===== The input

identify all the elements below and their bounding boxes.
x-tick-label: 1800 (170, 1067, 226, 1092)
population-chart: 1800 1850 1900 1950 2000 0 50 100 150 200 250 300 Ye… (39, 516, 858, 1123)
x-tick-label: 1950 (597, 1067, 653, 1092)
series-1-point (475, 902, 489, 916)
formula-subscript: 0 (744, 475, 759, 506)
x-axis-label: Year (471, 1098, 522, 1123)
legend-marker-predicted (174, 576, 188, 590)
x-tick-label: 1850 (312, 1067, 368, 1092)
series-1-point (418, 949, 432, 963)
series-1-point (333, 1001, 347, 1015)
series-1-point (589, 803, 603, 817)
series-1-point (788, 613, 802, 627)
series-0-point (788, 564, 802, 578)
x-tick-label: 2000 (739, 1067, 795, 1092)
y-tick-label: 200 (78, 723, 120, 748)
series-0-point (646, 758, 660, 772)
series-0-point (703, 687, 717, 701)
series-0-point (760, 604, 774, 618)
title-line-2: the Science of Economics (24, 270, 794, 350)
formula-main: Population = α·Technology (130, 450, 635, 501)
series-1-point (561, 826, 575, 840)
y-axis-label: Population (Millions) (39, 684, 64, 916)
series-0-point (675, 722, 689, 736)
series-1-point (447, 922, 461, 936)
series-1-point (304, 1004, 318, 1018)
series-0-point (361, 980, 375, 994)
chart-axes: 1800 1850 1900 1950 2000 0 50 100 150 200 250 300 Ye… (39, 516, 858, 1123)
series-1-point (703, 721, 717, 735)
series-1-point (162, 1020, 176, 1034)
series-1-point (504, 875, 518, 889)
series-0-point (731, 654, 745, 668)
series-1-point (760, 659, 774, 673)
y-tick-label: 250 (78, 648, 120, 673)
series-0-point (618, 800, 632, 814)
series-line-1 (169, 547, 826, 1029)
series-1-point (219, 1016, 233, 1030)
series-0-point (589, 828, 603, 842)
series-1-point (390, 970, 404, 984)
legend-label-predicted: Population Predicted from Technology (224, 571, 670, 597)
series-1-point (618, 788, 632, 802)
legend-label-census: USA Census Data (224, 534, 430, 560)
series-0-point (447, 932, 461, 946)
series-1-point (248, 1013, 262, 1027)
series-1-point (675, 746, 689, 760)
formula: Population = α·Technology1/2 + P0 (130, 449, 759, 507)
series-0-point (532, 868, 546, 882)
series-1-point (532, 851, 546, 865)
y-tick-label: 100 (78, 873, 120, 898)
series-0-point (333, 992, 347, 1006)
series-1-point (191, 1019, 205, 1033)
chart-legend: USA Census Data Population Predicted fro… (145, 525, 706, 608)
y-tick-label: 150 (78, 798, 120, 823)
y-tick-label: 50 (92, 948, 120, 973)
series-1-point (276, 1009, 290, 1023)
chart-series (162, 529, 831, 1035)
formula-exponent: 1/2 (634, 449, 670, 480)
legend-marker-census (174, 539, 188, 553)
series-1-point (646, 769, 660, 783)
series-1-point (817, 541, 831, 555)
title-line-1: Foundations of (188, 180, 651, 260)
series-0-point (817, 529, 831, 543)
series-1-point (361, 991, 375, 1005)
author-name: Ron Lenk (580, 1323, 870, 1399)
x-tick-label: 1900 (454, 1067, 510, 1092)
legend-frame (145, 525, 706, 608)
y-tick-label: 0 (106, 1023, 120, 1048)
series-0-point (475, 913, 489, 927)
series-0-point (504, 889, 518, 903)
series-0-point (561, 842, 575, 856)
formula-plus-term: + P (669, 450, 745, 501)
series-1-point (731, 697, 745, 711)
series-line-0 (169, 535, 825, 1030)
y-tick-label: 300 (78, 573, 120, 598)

==========

=== Task directions ===
Locate every line in the listing above that contains the string "legend", and copy each one.

=== Response to this task ===
legend-marker-predicted (174, 576, 188, 590)
legend-label-predicted: Population Predicted from Technology (224, 571, 670, 597)
legend-label-census: USA Census Data (224, 534, 430, 560)
chart-legend: USA Census Data Population Predicted fro… (145, 525, 706, 608)
legend-marker-census (174, 539, 188, 553)
legend-frame (145, 525, 706, 608)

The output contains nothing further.